### What is being asked:
Every entry that follows should be repeated exactly; drop the images.

### Records supplied:
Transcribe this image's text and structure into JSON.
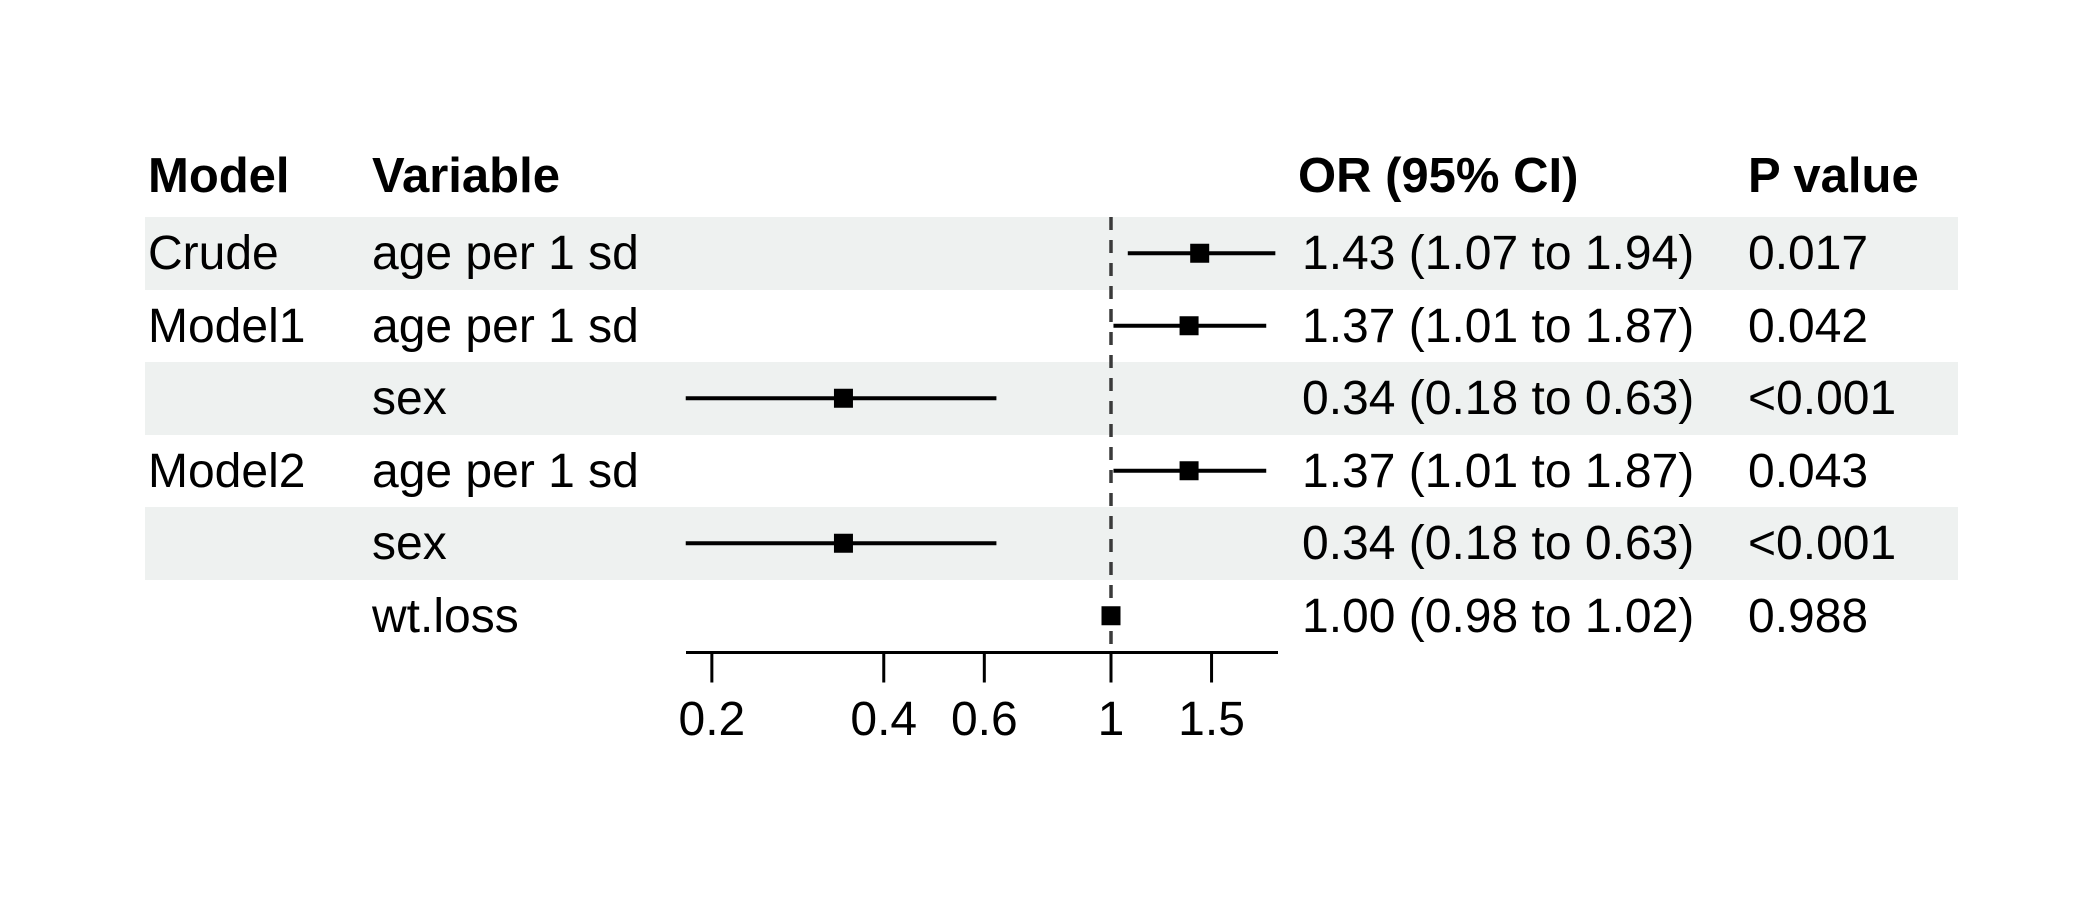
{
  "chart_data": {
    "type": "forest",
    "title": "",
    "x_scale": "log",
    "reference_line": 1,
    "ticks": [
      "0.2",
      "0.4",
      "0.6",
      "1",
      "1.5"
    ],
    "tick_values": [
      0.2,
      0.4,
      0.6,
      1,
      1.5
    ],
    "axis_range": [
      0.175,
      1.95
    ],
    "columns": {
      "model": "Model",
      "variable": "Variable",
      "or_ci": "OR (95% CI)",
      "p": "P value"
    },
    "rows": [
      {
        "model": "Crude",
        "variable": "age per 1 sd",
        "or": 1.43,
        "low": 1.07,
        "high": 1.94,
        "or_ci": "1.43 (1.07 to 1.94)",
        "p": "0.017",
        "shaded": true
      },
      {
        "model": "Model1",
        "variable": "age per 1 sd",
        "or": 1.37,
        "low": 1.01,
        "high": 1.87,
        "or_ci": "1.37 (1.01 to 1.87)",
        "p": "0.042",
        "shaded": false
      },
      {
        "model": "",
        "variable": "sex",
        "or": 0.34,
        "low": 0.18,
        "high": 0.63,
        "or_ci": "0.34 (0.18 to 0.63)",
        "p": "<0.001",
        "shaded": true
      },
      {
        "model": "Model2",
        "variable": "age per 1 sd",
        "or": 1.37,
        "low": 1.01,
        "high": 1.87,
        "or_ci": "1.37 (1.01 to 1.87)",
        "p": "0.043",
        "shaded": false
      },
      {
        "model": "",
        "variable": "sex",
        "or": 0.34,
        "low": 0.18,
        "high": 0.63,
        "or_ci": "0.34 (0.18 to 0.63)",
        "p": "<0.001",
        "shaded": true
      },
      {
        "model": "",
        "variable": "wt.loss",
        "or": 1.0,
        "low": 0.98,
        "high": 1.02,
        "or_ci": "1.00 (0.98 to 1.02)",
        "p": "0.988",
        "shaded": false
      }
    ],
    "colors": {
      "stripe": "#eef1f0",
      "line": "#000000",
      "reference_dash": "#3a3a3a",
      "marker": "#000000",
      "text": "#000000",
      "background": "#ffffff"
    },
    "legend": null,
    "grid": false
  }
}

### Exercise output:
Transcribe this image's text and structure into JSON.
{
  "chart_data": {
    "type": "forest",
    "title": "",
    "x_scale": "log",
    "reference_line": 1,
    "ticks": [
      "0.2",
      "0.4",
      "0.6",
      "1",
      "1.5"
    ],
    "tick_values": [
      0.2,
      0.4,
      0.6,
      1,
      1.5
    ],
    "axis_range": [
      0.175,
      1.95
    ],
    "columns": {
      "model": "Model",
      "variable": "Variable",
      "or_ci": "OR (95% CI)",
      "p": "P value"
    },
    "rows": [
      {
        "model": "Crude",
        "variable": "age per 1 sd",
        "or": 1.43,
        "low": 1.07,
        "high": 1.94,
        "or_ci": "1.43 (1.07 to 1.94)",
        "p": "0.017",
        "shaded": true
      },
      {
        "model": "Model1",
        "variable": "age per 1 sd",
        "or": 1.37,
        "low": 1.01,
        "high": 1.87,
        "or_ci": "1.37 (1.01 to 1.87)",
        "p": "0.042",
        "shaded": false
      },
      {
        "model": "",
        "variable": "sex",
        "or": 0.34,
        "low": 0.18,
        "high": 0.63,
        "or_ci": "0.34 (0.18 to 0.63)",
        "p": "<0.001",
        "shaded": true
      },
      {
        "model": "Model2",
        "variable": "age per 1 sd",
        "or": 1.37,
        "low": 1.01,
        "high": 1.87,
        "or_ci": "1.37 (1.01 to 1.87)",
        "p": "0.043",
        "shaded": false
      },
      {
        "model": "",
        "variable": "sex",
        "or": 0.34,
        "low": 0.18,
        "high": 0.63,
        "or_ci": "0.34 (0.18 to 0.63)",
        "p": "<0.001",
        "shaded": true
      },
      {
        "model": "",
        "variable": "wt.loss",
        "or": 1.0,
        "low": 0.98,
        "high": 1.02,
        "or_ci": "1.00 (0.98 to 1.02)",
        "p": "0.988",
        "shaded": false
      }
    ],
    "colors": {
      "stripe": "#eef1f0",
      "line": "#000000",
      "reference_dash": "#3a3a3a",
      "marker": "#000000",
      "text": "#000000",
      "background": "#ffffff"
    },
    "legend": null,
    "grid": false
  }
}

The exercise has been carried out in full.